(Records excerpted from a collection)
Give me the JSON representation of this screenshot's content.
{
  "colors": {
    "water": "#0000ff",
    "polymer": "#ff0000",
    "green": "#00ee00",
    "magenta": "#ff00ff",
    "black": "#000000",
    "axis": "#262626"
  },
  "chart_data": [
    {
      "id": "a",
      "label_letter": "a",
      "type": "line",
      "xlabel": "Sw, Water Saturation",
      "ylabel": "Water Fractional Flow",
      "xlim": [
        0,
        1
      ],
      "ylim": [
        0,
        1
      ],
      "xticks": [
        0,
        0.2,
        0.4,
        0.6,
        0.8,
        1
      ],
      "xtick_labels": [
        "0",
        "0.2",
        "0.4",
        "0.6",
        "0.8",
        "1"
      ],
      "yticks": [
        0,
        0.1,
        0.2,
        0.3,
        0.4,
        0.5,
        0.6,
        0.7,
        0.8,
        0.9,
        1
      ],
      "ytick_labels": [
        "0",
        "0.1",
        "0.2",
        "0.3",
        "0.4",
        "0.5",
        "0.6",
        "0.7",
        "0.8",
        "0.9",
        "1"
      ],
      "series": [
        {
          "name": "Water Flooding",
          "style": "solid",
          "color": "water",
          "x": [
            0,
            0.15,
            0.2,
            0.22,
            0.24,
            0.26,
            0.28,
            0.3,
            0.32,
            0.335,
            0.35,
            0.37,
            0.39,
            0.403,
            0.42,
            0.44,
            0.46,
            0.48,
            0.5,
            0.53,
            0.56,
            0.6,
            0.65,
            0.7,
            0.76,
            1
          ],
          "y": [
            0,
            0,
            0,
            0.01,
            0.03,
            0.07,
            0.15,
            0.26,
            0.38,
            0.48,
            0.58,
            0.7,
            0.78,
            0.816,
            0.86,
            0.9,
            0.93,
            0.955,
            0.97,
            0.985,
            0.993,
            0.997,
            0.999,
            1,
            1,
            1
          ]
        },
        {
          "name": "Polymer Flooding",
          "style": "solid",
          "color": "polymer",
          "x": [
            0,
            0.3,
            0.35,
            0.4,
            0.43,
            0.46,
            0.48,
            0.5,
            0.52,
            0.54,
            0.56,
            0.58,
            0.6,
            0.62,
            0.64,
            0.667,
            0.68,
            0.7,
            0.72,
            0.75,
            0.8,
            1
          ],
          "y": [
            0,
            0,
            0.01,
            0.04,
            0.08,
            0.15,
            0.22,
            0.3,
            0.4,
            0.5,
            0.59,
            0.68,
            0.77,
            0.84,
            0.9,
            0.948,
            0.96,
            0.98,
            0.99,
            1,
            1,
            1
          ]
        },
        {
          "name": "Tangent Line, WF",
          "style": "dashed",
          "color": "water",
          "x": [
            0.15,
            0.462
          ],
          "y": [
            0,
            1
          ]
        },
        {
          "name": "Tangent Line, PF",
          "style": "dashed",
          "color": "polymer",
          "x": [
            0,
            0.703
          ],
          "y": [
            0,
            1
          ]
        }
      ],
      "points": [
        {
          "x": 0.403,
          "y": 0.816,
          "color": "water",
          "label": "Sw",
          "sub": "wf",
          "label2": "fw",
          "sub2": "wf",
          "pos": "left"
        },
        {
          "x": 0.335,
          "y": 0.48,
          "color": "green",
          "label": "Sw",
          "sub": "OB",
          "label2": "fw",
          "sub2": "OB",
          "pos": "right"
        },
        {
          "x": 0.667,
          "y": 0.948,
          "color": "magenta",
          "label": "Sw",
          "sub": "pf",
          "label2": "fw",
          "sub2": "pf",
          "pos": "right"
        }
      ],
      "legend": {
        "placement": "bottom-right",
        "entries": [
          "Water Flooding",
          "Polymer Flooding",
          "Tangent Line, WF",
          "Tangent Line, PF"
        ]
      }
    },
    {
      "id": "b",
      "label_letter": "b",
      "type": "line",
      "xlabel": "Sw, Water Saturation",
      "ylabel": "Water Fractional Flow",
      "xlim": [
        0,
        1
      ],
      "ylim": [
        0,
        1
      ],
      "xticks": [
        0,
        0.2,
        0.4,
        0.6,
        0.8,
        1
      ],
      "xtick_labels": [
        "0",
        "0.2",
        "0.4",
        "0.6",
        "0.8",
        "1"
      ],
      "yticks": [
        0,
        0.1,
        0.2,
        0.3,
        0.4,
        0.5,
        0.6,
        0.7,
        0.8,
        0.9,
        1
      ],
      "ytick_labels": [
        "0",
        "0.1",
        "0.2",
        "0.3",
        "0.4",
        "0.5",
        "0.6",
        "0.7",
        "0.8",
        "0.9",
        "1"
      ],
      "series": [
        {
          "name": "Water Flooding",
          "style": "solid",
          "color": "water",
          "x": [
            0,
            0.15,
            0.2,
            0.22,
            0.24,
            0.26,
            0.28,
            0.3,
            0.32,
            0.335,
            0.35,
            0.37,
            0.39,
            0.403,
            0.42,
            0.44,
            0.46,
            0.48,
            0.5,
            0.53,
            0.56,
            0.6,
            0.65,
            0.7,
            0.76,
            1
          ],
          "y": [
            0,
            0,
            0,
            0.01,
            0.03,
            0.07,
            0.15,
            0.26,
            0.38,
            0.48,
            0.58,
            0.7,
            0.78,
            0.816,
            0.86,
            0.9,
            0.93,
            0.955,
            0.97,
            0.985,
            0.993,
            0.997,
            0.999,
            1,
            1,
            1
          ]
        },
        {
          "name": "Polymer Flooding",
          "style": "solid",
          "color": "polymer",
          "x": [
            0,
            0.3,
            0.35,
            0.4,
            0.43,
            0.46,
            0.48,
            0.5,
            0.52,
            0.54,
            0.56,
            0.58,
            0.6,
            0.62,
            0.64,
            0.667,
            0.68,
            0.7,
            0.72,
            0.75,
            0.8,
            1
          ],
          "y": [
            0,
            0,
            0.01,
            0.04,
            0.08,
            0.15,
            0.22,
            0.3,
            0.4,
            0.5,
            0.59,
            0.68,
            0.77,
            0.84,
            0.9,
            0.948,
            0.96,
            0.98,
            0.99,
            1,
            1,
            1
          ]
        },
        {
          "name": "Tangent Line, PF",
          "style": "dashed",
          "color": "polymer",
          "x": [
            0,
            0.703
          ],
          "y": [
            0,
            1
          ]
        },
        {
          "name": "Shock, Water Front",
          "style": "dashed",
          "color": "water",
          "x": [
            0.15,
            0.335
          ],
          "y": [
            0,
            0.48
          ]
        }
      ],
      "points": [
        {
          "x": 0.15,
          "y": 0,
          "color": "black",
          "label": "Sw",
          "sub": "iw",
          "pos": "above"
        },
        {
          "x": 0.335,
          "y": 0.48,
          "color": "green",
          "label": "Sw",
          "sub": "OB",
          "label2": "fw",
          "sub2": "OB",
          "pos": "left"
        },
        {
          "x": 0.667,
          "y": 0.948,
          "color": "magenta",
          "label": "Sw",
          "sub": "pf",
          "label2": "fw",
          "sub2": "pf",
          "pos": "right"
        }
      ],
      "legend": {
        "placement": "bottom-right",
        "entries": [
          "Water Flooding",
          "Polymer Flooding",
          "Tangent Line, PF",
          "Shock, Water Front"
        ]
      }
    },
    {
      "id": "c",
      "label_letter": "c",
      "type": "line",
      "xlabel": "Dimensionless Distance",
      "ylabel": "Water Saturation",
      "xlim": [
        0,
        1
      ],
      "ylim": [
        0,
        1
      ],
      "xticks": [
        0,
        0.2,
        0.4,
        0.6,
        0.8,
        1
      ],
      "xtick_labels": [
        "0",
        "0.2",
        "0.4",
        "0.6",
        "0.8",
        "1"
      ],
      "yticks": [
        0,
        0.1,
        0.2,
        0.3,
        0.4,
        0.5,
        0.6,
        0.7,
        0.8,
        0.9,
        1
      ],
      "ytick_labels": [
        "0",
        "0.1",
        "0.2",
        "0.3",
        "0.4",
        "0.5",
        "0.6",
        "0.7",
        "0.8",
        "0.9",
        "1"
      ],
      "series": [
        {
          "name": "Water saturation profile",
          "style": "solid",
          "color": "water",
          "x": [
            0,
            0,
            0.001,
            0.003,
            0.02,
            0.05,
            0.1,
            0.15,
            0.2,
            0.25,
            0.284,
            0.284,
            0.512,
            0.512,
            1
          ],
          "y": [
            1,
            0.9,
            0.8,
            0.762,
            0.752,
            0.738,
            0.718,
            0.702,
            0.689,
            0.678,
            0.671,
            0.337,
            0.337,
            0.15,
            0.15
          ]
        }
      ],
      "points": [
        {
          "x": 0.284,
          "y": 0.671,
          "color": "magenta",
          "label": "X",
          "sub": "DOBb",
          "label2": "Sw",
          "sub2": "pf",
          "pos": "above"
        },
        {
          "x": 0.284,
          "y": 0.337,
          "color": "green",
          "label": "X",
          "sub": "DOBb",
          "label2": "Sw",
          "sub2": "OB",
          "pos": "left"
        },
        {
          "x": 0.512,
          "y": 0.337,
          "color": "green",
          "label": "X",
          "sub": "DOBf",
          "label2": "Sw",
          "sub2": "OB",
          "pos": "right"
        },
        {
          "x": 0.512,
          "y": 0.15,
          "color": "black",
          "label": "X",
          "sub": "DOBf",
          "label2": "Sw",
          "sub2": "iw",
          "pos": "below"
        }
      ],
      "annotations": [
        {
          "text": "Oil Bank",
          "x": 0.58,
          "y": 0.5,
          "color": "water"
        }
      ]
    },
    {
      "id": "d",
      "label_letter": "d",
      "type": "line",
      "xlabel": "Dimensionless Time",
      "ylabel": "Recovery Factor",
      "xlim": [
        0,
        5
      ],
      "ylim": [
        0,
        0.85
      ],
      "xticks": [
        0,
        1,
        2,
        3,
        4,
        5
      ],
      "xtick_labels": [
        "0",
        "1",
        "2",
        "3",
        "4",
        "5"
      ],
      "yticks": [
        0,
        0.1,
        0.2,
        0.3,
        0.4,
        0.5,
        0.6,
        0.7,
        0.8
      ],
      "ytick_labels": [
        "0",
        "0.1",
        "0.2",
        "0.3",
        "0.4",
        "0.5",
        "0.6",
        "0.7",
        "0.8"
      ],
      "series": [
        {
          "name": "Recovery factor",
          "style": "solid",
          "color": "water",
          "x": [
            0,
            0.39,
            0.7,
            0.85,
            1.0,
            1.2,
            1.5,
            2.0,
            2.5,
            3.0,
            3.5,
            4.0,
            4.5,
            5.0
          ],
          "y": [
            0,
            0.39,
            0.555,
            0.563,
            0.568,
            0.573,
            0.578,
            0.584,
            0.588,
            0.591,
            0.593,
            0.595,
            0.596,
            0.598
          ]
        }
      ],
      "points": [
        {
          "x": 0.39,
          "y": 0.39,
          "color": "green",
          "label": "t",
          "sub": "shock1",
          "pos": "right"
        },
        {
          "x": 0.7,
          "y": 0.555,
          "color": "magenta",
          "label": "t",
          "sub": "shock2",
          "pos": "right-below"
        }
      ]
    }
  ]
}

WRITTEN PROBLEM: Return all the lines that contain the string "Dimensionless".

EXERCISE OUTPUT:
      "xlabel": "Dimensionless Distance",
      "xlabel": "Dimensionless Time",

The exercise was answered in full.